What is needed: Return every record verbatim.

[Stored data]
## begin

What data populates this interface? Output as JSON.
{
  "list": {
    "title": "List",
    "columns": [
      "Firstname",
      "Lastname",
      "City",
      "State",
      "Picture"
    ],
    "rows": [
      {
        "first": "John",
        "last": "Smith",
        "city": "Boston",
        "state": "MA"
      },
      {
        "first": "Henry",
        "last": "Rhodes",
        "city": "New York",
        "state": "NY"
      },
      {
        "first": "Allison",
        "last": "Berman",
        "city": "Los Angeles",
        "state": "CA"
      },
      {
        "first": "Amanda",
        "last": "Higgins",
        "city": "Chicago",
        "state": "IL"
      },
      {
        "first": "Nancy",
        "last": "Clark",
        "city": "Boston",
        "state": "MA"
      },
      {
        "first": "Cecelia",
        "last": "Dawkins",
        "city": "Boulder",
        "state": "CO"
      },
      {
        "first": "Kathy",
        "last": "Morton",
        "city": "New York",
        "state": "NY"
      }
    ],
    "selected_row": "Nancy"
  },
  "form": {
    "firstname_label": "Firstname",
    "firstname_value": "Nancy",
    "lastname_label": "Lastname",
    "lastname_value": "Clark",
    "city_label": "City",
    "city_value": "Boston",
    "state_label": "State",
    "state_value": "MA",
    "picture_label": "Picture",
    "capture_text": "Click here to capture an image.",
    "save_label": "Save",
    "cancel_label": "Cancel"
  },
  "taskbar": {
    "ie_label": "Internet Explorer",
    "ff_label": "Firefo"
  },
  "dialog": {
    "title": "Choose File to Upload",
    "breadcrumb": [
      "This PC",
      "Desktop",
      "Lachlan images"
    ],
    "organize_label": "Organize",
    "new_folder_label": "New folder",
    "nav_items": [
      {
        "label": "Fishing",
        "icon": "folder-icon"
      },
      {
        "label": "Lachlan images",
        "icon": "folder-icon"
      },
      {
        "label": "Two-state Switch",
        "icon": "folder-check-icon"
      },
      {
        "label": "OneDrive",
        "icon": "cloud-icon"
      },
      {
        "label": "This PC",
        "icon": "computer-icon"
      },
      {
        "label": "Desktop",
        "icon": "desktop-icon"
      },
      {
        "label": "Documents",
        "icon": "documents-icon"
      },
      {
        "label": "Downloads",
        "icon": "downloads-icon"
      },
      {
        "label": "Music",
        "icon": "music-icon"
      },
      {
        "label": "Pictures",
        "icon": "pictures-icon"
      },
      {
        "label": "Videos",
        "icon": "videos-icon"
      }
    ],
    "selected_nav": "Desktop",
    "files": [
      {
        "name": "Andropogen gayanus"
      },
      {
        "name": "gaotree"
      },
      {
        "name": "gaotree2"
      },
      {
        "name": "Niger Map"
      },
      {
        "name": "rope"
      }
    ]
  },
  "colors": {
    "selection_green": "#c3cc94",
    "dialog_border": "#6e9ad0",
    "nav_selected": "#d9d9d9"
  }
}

## end

Worked answer:
What data populates this interface? Output as JSON.
{
  "list": {
    "title": "List",
    "columns": [
      "Firstname",
      "Lastname",
      "City",
      "State",
      "Picture"
    ],
    "rows": [
      {
        "first": "John",
        "last": "Smith",
        "city": "Boston",
        "state": "MA"
      },
      {
        "first": "Henry",
        "last": "Rhodes",
        "city": "New York",
        "state": "NY"
      },
      {
        "first": "Allison",
        "last": "Berman",
        "city": "Los Angeles",
        "state": "CA"
      },
      {
        "first": "Amanda",
        "last": "Higgins",
        "city": "Chicago",
        "state": "IL"
      },
      {
        "first": "Nancy",
        "last": "Clark",
        "city": "Boston",
        "state": "MA"
      },
      {
        "first": "Cecelia",
        "last": "Dawkins",
        "city": "Boulder",
        "state": "CO"
      },
      {
        "first": "Kathy",
        "last": "Morton",
        "city": "New York",
        "state": "NY"
      }
    ],
    "selected_row": "Nancy"
  },
  "form": {
    "firstname_label": "Firstname",
    "firstname_value": "Nancy",
    "lastname_label": "Lastname",
    "lastname_value": "Clark",
    "city_label": "City",
    "city_value": "Boston",
    "state_label": "State",
    "state_value": "MA",
    "picture_label": "Picture",
    "capture_text": "Click here to capture an image.",
    "save_label": "Save",
    "cancel_label": "Cancel"
  },
  "taskbar": {
    "ie_label": "Internet Explorer",
    "ff_label": "Firefo"
  },
  "dialog": {
    "title": "Choose File to Upload",
    "breadcrumb": [
      "This PC",
      "Desktop",
      "Lachlan images"
    ],
    "organize_label": "Organize",
    "new_folder_label": "New folder",
    "nav_items": [
      {
        "label": "Fishing",
        "icon": "folder-icon"
      },
      {
        "label": "Lachlan images",
        "icon": "folder-icon"
      },
      {
        "label": "Two-state Switch",
        "icon": "folder-check-icon"
      },
      {
        "label": "OneDrive",
        "icon": "cloud-icon"
      },
      {
        "label": "This PC",
        "icon": "computer-icon"
      },
      {
        "label": "Desktop",
        "icon": "desktop-icon"
      },
      {
        "label": "Documents",
        "icon": "documents-icon"
      },
      {
        "label": "Downloads",
        "icon": "downloads-icon"
      },
      {
        "label": "Music",
        "icon": "music-icon"
      },
      {
        "label": "Pictures",
        "icon": "pictures-icon"
      },
      {
        "label": "Videos",
        "icon": "videos-icon"
      }
    ],
    "selected_nav": "Desktop",
    "files": [
      {
        "name": "Andropogen gayanus"
      },
      {
        "name": "gaotree"
      },
      {
        "name": "gaotree2"
      },
      {
        "name": "Niger Map"
      },
      {
        "name": "rope"
      }
    ]
  },
  "colors": {
    "selection_green": "#c3cc94",
    "dialog_border": "#6e9ad0",
    "nav_selected": "#d9d9d9"
  }
}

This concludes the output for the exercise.